| WHAT YOU NEED TO DO |
Reproduce the listing below in its entirety. Change nothing.
* Start INFORMATION GIVEN *
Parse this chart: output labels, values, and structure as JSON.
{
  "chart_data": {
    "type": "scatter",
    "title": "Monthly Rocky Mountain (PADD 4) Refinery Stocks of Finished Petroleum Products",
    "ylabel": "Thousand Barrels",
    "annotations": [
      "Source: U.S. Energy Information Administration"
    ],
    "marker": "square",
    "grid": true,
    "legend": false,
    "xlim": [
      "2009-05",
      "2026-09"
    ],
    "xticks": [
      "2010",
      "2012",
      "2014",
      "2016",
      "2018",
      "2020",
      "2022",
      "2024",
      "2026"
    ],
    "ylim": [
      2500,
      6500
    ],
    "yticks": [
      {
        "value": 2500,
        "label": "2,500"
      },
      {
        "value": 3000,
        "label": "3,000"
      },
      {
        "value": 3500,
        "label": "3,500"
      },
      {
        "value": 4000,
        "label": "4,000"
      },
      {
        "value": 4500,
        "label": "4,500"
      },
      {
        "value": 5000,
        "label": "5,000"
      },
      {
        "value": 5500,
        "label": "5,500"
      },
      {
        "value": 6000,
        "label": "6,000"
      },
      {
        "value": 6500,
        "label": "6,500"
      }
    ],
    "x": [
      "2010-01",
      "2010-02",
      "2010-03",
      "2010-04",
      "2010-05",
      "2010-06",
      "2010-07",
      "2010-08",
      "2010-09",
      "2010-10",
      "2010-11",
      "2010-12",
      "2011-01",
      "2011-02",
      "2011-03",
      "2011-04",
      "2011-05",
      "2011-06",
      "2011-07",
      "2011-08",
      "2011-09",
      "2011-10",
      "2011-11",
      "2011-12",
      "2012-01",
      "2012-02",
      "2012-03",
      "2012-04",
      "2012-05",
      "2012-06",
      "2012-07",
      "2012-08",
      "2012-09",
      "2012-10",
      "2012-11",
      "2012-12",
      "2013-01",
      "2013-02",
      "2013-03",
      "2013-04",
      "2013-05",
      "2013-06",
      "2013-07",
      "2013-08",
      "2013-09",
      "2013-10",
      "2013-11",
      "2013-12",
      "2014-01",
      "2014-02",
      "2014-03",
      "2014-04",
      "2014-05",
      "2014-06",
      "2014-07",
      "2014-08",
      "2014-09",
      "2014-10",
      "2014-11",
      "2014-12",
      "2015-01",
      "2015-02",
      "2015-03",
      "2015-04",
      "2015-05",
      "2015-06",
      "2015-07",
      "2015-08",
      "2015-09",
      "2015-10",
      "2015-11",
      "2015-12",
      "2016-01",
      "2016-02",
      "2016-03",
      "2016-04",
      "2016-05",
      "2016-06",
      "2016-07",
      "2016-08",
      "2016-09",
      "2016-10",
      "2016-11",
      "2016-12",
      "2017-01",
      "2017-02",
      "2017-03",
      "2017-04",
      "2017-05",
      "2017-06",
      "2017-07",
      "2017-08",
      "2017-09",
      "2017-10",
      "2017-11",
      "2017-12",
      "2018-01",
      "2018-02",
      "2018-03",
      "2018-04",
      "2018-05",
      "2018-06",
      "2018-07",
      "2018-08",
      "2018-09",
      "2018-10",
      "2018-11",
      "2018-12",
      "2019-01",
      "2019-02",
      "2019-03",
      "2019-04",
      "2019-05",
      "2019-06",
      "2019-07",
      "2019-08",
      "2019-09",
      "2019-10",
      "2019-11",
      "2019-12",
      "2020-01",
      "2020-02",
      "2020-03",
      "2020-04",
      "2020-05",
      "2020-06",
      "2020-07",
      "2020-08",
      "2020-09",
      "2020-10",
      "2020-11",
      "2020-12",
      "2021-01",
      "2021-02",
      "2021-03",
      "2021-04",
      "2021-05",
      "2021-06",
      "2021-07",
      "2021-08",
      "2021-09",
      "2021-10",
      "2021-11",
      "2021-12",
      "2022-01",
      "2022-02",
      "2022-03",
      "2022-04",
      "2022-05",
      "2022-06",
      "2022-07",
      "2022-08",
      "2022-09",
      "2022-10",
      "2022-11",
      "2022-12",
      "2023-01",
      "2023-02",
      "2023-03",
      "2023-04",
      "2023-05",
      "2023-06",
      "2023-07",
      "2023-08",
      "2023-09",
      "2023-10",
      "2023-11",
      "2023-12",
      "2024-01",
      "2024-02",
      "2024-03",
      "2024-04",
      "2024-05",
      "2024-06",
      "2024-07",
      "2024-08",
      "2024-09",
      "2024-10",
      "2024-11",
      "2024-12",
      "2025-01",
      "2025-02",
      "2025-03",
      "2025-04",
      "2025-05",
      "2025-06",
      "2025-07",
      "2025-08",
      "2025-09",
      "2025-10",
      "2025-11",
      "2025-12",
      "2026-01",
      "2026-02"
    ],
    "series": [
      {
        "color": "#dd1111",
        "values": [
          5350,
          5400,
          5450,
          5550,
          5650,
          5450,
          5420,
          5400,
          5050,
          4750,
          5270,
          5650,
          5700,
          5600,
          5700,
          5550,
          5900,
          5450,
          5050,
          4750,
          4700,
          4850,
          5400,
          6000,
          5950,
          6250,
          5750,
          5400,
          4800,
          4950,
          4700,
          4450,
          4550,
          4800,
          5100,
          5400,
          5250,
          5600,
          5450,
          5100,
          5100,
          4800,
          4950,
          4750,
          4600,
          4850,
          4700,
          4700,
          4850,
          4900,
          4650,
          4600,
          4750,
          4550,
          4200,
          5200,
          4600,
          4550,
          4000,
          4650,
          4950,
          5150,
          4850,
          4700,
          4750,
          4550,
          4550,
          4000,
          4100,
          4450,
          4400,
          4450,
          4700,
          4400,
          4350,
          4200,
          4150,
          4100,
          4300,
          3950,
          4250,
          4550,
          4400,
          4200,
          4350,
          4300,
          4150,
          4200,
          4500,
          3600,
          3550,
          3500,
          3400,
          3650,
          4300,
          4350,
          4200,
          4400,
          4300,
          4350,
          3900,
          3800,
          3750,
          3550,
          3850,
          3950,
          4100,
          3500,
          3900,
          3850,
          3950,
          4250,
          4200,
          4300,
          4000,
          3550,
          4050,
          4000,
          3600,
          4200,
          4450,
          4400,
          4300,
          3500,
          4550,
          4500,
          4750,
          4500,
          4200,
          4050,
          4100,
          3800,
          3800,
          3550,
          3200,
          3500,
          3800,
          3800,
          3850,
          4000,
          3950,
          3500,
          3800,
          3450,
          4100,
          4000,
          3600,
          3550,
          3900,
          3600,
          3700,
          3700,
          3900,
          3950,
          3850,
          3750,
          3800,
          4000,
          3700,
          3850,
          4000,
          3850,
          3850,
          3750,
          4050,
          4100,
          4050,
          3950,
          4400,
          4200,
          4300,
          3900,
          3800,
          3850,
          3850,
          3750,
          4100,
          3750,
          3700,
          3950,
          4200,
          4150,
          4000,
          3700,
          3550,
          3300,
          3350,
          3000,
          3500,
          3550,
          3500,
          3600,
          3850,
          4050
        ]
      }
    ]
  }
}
* End INFORMATION GIVEN *
| ANSWER TO THE TASK |
Parse this chart: output labels, values, and structure as JSON.
{
  "chart_data": {
    "type": "scatter",
    "title": "Monthly Rocky Mountain (PADD 4) Refinery Stocks of Finished Petroleum Products",
    "ylabel": "Thousand Barrels",
    "annotations": [
      "Source: U.S. Energy Information Administration"
    ],
    "marker": "square",
    "grid": true,
    "legend": false,
    "xlim": [
      "2009-05",
      "2026-09"
    ],
    "xticks": [
      "2010",
      "2012",
      "2014",
      "2016",
      "2018",
      "2020",
      "2022",
      "2024",
      "2026"
    ],
    "ylim": [
      2500,
      6500
    ],
    "yticks": [
      {
        "value": 2500,
        "label": "2,500"
      },
      {
        "value": 3000,
        "label": "3,000"
      },
      {
        "value": 3500,
        "label": "3,500"
      },
      {
        "value": 4000,
        "label": "4,000"
      },
      {
        "value": 4500,
        "label": "4,500"
      },
      {
        "value": 5000,
        "label": "5,000"
      },
      {
        "value": 5500,
        "label": "5,500"
      },
      {
        "value": 6000,
        "label": "6,000"
      },
      {
        "value": 6500,
        "label": "6,500"
      }
    ],
    "x": [
      "2010-01",
      "2010-02",
      "2010-03",
      "2010-04",
      "2010-05",
      "2010-06",
      "2010-07",
      "2010-08",
      "2010-09",
      "2010-10",
      "2010-11",
      "2010-12",
      "2011-01",
      "2011-02",
      "2011-03",
      "2011-04",
      "2011-05",
      "2011-06",
      "2011-07",
      "2011-08",
      "2011-09",
      "2011-10",
      "2011-11",
      "2011-12",
      "2012-01",
      "2012-02",
      "2012-03",
      "2012-04",
      "2012-05",
      "2012-06",
      "2012-07",
      "2012-08",
      "2012-09",
      "2012-10",
      "2012-11",
      "2012-12",
      "2013-01",
      "2013-02",
      "2013-03",
      "2013-04",
      "2013-05",
      "2013-06",
      "2013-07",
      "2013-08",
      "2013-09",
      "2013-10",
      "2013-11",
      "2013-12",
      "2014-01",
      "2014-02",
      "2014-03",
      "2014-04",
      "2014-05",
      "2014-06",
      "2014-07",
      "2014-08",
      "2014-09",
      "2014-10",
      "2014-11",
      "2014-12",
      "2015-01",
      "2015-02",
      "2015-03",
      "2015-04",
      "2015-05",
      "2015-06",
      "2015-07",
      "2015-08",
      "2015-09",
      "2015-10",
      "2015-11",
      "2015-12",
      "2016-01",
      "2016-02",
      "2016-03",
      "2016-04",
      "2016-05",
      "2016-06",
      "2016-07",
      "2016-08",
      "2016-09",
      "2016-10",
      "2016-11",
      "2016-12",
      "2017-01",
      "2017-02",
      "2017-03",
      "2017-04",
      "2017-05",
      "2017-06",
      "2017-07",
      "2017-08",
      "2017-09",
      "2017-10",
      "2017-11",
      "2017-12",
      "2018-01",
      "2018-02",
      "2018-03",
      "2018-04",
      "2018-05",
      "2018-06",
      "2018-07",
      "2018-08",
      "2018-09",
      "2018-10",
      "2018-11",
      "2018-12",
      "2019-01",
      "2019-02",
      "2019-03",
      "2019-04",
      "2019-05",
      "2019-06",
      "2019-07",
      "2019-08",
      "2019-09",
      "2019-10",
      "2019-11",
      "2019-12",
      "2020-01",
      "2020-02",
      "2020-03",
      "2020-04",
      "2020-05",
      "2020-06",
      "2020-07",
      "2020-08",
      "2020-09",
      "2020-10",
      "2020-11",
      "2020-12",
      "2021-01",
      "2021-02",
      "2021-03",
      "2021-04",
      "2021-05",
      "2021-06",
      "2021-07",
      "2021-08",
      "2021-09",
      "2021-10",
      "2021-11",
      "2021-12",
      "2022-01",
      "2022-02",
      "2022-03",
      "2022-04",
      "2022-05",
      "2022-06",
      "2022-07",
      "2022-08",
      "2022-09",
      "2022-10",
      "2022-11",
      "2022-12",
      "2023-01",
      "2023-02",
      "2023-03",
      "2023-04",
      "2023-05",
      "2023-06",
      "2023-07",
      "2023-08",
      "2023-09",
      "2023-10",
      "2023-11",
      "2023-12",
      "2024-01",
      "2024-02",
      "2024-03",
      "2024-04",
      "2024-05",
      "2024-06",
      "2024-07",
      "2024-08",
      "2024-09",
      "2024-10",
      "2024-11",
      "2024-12",
      "2025-01",
      "2025-02",
      "2025-03",
      "2025-04",
      "2025-05",
      "2025-06",
      "2025-07",
      "2025-08",
      "2025-09",
      "2025-10",
      "2025-11",
      "2025-12",
      "2026-01",
      "2026-02"
    ],
    "series": [
      {
        "color": "#dd1111",
        "values": [
          5350,
          5400,
          5450,
          5550,
          5650,
          5450,
          5420,
          5400,
          5050,
          4750,
          5270,
          5650,
          5700,
          5600,
          5700,
          5550,
          5900,
          5450,
          5050,
          4750,
          4700,
          4850,
          5400,
          6000,
          5950,
          6250,
          5750,
          5400,
          4800,
          4950,
          4700,
          4450,
          4550,
          4800,
          5100,
          5400,
          5250,
          5600,
          5450,
          5100,
          5100,
          4800,
          4950,
          4750,
          4600,
          4850,
          4700,
          4700,
          4850,
          4900,
          4650,
          4600,
          4750,
          4550,
          4200,
          5200,
          4600,
          4550,
          4000,
          4650,
          4950,
          5150,
          4850,
          4700,
          4750,
          4550,
          4550,
          4000,
          4100,
          4450,
          4400,
          4450,
          4700,
          4400,
          4350,
          4200,
          4150,
          4100,
          4300,
          3950,
          4250,
          4550,
          4400,
          4200,
          4350,
          4300,
          4150,
          4200,
          4500,
          3600,
          3550,
          3500,
          3400,
          3650,
          4300,
          4350,
          4200,
          4400,
          4300,
          4350,
          3900,
          3800,
          3750,
          3550,
          3850,
          3950,
          4100,
          3500,
          3900,
          3850,
          3950,
          4250,
          4200,
          4300,
          4000,
          3550,
          4050,
          4000,
          3600,
          4200,
          4450,
          4400,
          4300,
          3500,
          4550,
          4500,
          4750,
          4500,
          4200,
          4050,
          4100,
          3800,
          3800,
          3550,
          3200,
          3500,
          3800,
          3800,
          3850,
          4000,
          3950,
          3500,
          3800,
          3450,
          4100,
          4000,
          3600,
          3550,
          3900,
          3600,
          3700,
          3700,
          3900,
          3950,
          3850,
          3750,
          3800,
          4000,
          3700,
          3850,
          4000,
          3850,
          3850,
          3750,
          4050,
          4100,
          4050,
          3950,
          4400,
          4200,
          4300,
          3900,
          3800,
          3850,
          3850,
          3750,
          4100,
          3750,
          3700,
          3950,
          4200,
          4150,
          4000,
          3700,
          3550,
          3300,
          3350,
          3000,
          3500,
          3550,
          3500,
          3600,
          3850,
          4050
        ]
      }
    ]
  }
}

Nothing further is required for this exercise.